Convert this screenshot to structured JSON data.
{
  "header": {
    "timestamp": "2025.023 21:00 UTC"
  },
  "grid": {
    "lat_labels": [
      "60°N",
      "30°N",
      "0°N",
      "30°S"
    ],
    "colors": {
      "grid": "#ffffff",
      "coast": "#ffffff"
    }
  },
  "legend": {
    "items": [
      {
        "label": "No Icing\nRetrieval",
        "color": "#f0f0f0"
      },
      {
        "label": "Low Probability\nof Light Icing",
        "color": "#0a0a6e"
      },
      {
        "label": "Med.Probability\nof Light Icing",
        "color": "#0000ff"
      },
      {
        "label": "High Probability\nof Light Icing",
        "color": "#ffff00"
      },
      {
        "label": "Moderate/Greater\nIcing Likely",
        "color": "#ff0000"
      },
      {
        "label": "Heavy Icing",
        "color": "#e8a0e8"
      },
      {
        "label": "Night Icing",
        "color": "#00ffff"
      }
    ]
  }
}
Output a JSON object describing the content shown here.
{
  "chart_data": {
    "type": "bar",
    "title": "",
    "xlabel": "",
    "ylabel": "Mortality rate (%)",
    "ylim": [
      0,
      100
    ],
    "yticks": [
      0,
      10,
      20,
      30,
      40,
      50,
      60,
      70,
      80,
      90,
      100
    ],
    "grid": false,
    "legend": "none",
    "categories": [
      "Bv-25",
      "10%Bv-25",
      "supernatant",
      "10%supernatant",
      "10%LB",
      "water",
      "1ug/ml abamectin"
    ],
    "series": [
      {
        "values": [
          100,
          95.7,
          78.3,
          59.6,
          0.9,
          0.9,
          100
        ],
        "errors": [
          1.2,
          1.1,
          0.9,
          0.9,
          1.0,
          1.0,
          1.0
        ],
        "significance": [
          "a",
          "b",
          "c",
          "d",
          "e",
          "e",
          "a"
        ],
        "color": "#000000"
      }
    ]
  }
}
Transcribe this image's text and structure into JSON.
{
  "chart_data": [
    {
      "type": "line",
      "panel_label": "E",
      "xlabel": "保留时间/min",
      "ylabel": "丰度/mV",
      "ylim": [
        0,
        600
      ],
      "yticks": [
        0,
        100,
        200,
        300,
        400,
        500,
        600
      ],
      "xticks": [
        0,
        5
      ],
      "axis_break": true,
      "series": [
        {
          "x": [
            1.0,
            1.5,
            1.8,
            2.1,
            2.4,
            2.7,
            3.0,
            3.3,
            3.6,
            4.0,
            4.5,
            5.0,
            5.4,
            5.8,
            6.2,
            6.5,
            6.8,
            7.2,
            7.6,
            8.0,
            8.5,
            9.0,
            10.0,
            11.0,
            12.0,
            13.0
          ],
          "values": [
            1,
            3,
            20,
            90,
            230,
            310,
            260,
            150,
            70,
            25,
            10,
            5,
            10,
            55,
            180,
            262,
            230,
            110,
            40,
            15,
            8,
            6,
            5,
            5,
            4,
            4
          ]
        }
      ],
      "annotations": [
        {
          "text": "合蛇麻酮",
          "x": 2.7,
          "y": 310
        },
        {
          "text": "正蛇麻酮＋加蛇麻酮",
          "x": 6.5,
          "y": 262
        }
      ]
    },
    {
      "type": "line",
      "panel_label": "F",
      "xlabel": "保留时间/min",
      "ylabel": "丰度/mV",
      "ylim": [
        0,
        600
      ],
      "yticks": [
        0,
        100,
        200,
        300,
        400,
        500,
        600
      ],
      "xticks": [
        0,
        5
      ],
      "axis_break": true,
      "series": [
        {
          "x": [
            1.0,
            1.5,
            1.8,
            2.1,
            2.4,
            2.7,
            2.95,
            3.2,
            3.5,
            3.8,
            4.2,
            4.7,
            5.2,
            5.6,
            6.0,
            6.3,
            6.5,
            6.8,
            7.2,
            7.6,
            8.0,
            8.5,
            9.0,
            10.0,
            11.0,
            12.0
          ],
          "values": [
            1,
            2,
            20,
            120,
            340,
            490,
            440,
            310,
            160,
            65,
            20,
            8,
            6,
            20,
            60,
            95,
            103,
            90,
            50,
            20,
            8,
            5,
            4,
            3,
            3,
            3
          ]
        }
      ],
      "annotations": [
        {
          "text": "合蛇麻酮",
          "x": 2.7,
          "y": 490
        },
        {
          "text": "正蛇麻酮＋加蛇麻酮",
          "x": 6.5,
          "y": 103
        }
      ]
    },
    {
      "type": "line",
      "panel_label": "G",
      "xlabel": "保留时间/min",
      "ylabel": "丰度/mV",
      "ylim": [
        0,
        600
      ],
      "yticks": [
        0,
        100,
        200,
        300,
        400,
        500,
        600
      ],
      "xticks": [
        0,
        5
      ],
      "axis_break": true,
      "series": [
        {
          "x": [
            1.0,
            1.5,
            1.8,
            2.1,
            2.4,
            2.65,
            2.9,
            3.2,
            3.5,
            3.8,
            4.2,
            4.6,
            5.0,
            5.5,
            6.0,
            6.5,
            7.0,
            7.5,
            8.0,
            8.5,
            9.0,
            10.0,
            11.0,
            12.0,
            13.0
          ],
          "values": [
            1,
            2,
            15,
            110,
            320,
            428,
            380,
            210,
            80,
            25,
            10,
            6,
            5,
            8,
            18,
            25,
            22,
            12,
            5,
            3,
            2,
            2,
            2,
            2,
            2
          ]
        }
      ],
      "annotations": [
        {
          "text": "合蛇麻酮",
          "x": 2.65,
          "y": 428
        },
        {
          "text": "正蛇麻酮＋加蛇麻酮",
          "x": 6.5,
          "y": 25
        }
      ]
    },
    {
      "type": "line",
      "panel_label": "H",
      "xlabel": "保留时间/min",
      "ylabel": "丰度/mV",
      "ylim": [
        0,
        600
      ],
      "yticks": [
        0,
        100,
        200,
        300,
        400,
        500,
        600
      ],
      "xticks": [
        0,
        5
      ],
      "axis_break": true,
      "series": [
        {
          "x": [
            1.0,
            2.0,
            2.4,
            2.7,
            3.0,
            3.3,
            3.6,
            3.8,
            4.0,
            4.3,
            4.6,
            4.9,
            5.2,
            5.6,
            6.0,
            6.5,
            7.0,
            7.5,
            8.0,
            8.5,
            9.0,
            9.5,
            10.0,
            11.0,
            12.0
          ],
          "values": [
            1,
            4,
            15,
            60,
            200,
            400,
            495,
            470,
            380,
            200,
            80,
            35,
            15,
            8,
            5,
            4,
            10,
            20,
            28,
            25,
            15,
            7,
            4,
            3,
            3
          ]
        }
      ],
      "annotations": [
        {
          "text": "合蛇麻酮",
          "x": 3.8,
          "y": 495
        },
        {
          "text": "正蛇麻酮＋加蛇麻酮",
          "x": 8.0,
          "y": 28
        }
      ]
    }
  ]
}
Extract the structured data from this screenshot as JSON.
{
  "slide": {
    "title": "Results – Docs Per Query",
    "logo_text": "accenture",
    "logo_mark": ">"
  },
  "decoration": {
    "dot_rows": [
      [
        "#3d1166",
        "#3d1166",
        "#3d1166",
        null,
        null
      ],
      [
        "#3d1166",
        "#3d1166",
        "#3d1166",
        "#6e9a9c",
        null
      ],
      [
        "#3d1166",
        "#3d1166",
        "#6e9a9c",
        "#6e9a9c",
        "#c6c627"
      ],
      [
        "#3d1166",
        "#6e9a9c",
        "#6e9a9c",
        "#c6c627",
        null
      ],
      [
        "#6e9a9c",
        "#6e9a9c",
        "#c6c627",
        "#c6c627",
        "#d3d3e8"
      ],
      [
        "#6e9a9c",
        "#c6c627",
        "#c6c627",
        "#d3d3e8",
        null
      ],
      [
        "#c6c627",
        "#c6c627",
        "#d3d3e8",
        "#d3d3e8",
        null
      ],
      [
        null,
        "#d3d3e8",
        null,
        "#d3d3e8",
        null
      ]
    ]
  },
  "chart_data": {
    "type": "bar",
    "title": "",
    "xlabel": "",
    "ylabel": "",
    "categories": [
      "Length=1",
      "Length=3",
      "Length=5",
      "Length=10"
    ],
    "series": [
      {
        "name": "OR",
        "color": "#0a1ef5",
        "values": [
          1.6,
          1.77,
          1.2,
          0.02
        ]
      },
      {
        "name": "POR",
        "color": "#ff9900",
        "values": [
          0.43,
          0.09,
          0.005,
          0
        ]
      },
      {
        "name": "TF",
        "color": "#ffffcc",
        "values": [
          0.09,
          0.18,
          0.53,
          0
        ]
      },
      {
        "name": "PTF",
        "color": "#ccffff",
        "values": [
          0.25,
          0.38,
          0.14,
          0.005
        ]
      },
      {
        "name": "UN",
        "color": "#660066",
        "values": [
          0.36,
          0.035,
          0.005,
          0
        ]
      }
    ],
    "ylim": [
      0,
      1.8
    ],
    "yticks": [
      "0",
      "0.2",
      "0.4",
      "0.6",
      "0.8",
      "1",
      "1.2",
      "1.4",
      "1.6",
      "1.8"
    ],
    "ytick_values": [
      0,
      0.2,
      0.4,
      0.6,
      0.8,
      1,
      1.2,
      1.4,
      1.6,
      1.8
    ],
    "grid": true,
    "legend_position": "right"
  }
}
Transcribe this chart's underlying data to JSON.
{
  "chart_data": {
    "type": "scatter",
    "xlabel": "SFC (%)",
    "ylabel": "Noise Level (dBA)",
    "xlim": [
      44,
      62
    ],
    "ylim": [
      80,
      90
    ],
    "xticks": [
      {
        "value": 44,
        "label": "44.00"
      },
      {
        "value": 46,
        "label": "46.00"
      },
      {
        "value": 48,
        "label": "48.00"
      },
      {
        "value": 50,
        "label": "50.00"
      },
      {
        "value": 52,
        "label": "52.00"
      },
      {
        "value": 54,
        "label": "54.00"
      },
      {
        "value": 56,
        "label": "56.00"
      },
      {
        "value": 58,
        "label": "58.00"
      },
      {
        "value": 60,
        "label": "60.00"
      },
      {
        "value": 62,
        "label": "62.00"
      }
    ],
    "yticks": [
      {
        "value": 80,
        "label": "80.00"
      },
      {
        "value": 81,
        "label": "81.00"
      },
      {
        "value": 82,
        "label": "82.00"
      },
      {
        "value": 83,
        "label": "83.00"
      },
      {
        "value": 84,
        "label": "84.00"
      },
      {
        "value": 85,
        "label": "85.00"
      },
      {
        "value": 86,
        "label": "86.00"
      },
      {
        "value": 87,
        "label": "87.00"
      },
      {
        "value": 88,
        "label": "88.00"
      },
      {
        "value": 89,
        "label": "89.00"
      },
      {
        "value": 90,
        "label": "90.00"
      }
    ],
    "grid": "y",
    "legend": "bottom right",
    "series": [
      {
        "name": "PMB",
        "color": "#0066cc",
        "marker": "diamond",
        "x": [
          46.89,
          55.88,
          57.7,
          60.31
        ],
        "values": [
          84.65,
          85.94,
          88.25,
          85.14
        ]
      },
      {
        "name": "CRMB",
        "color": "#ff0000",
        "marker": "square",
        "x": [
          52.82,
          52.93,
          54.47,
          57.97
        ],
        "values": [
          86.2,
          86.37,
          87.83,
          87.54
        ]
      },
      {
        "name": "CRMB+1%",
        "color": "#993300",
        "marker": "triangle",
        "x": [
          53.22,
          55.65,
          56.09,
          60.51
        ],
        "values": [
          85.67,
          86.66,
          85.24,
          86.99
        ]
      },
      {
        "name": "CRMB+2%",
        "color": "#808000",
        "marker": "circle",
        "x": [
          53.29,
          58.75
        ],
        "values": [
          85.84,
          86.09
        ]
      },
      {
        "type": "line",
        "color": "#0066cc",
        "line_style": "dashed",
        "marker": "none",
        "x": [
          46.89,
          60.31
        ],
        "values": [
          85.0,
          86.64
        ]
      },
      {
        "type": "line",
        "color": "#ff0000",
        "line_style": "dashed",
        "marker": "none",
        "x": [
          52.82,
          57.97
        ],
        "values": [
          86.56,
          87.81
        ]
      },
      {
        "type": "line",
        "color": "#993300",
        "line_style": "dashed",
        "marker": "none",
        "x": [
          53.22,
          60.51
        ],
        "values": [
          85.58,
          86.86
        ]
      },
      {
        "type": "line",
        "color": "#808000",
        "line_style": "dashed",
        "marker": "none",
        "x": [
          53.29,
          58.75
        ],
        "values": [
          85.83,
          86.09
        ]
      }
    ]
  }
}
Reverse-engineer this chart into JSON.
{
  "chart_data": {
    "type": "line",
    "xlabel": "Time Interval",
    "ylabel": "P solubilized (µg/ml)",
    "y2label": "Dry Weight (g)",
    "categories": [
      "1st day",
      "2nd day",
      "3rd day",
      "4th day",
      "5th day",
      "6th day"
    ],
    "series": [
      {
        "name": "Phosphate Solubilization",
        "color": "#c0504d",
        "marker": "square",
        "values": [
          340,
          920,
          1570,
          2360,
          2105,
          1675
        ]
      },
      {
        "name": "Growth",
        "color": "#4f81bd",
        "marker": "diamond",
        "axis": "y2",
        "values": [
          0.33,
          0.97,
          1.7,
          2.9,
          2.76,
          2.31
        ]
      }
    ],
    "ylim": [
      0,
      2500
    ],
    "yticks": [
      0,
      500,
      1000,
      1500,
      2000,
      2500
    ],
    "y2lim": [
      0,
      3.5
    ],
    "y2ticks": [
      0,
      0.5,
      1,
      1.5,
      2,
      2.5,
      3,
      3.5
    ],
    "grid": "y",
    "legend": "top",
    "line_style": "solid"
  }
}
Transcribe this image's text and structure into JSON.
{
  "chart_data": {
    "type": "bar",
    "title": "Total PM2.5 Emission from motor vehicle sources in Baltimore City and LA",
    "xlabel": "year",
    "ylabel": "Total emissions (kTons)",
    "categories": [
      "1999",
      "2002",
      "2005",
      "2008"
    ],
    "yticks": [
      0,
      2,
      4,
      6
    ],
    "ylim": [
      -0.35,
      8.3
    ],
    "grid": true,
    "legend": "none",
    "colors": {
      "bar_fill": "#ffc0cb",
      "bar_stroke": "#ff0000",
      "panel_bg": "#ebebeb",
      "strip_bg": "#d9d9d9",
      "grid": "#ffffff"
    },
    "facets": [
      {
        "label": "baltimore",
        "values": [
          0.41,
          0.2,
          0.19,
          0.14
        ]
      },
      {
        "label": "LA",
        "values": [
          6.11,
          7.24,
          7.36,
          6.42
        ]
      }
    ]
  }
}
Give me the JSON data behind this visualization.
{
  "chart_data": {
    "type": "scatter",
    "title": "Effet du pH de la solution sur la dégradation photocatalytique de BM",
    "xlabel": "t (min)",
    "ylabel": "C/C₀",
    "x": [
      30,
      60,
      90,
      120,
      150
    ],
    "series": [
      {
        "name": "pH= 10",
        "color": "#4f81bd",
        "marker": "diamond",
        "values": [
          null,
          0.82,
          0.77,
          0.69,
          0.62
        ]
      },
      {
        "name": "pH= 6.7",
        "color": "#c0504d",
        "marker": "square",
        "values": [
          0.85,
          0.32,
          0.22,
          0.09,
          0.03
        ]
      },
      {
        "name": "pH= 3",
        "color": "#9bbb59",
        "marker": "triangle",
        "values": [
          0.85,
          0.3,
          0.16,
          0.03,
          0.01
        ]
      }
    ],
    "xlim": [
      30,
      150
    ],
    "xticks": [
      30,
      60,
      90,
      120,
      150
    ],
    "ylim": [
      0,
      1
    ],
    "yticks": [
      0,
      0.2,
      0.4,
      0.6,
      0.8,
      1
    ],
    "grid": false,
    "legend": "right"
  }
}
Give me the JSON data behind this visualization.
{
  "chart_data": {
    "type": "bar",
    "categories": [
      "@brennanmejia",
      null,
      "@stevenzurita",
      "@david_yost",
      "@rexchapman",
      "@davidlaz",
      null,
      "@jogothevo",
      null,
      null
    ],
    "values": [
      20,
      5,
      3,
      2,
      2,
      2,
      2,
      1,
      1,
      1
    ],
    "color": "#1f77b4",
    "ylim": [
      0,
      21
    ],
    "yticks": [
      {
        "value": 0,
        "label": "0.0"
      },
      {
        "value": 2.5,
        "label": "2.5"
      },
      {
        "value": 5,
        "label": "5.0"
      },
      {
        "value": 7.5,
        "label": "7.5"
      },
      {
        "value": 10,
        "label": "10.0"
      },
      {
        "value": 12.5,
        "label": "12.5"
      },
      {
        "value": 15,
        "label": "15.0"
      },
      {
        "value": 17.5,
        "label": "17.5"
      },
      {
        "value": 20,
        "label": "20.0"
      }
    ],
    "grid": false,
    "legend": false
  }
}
──────
-- Instructions for the task --
State, as a number only, how many lines in the entries include "Light".

-- The completed task --
3